TO BE DONE
Repeat every line of the material, character for character.
[Begin EXTRACTED RECORDS]
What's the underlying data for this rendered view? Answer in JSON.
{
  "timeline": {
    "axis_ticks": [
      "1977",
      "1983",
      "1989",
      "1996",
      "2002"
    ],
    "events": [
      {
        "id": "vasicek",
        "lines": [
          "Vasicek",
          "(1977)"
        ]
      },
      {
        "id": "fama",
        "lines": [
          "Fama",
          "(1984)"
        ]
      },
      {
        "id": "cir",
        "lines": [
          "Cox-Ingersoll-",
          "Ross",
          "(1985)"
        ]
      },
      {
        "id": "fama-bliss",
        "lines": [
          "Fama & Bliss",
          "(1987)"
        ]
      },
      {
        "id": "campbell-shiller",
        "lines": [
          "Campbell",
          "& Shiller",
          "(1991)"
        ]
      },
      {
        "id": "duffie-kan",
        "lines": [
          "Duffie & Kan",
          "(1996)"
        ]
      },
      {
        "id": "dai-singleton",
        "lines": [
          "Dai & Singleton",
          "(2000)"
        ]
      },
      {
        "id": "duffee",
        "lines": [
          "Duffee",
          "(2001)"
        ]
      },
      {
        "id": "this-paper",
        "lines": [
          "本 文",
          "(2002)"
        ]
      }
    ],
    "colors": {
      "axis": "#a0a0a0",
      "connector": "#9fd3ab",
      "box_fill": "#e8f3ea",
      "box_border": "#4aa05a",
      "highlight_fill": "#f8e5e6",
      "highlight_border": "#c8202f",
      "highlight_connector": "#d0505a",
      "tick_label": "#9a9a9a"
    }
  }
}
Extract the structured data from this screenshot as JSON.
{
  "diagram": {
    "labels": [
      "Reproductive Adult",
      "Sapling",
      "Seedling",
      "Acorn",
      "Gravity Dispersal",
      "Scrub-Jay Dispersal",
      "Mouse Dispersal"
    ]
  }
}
[End EXTRACTED RECORDS]
ANSWER FOR THE TASK
What's the underlying data for this rendered view? Answer in JSON.
{
  "timeline": {
    "axis_ticks": [
      "1977",
      "1983",
      "1989",
      "1996",
      "2002"
    ],
    "events": [
      {
        "id": "vasicek",
        "lines": [
          "Vasicek",
          "(1977)"
        ]
      },
      {
        "id": "fama",
        "lines": [
          "Fama",
          "(1984)"
        ]
      },
      {
        "id": "cir",
        "lines": [
          "Cox-Ingersoll-",
          "Ross",
          "(1985)"
        ]
      },
      {
        "id": "fama-bliss",
        "lines": [
          "Fama & Bliss",
          "(1987)"
        ]
      },
      {
        "id": "campbell-shiller",
        "lines": [
          "Campbell",
          "& Shiller",
          "(1991)"
        ]
      },
      {
        "id": "duffie-kan",
        "lines": [
          "Duffie & Kan",
          "(1996)"
        ]
      },
      {
        "id": "dai-singleton",
        "lines": [
          "Dai & Singleton",
          "(2000)"
        ]
      },
      {
        "id": "duffee",
        "lines": [
          "Duffee",
          "(2001)"
        ]
      },
      {
        "id": "this-paper",
        "lines": [
          "本 文",
          "(2002)"
        ]
      }
    ],
    "colors": {
      "axis": "#a0a0a0",
      "connector": "#9fd3ab",
      "box_fill": "#e8f3ea",
      "box_border": "#4aa05a",
      "highlight_fill": "#f8e5e6",
      "highlight_border": "#c8202f",
      "highlight_connector": "#d0505a",
      "tick_label": "#9a9a9a"
    }
  }
}
Extract the structured data from this screenshot as JSON.
{
  "diagram": {
    "labels": [
      "Reproductive Adult",
      "Sapling",
      "Seedling",
      "Acorn",
      "Gravity Dispersal",
      "Scrub-Jay Dispersal",
      "Mouse Dispersal"
    ]
  }
}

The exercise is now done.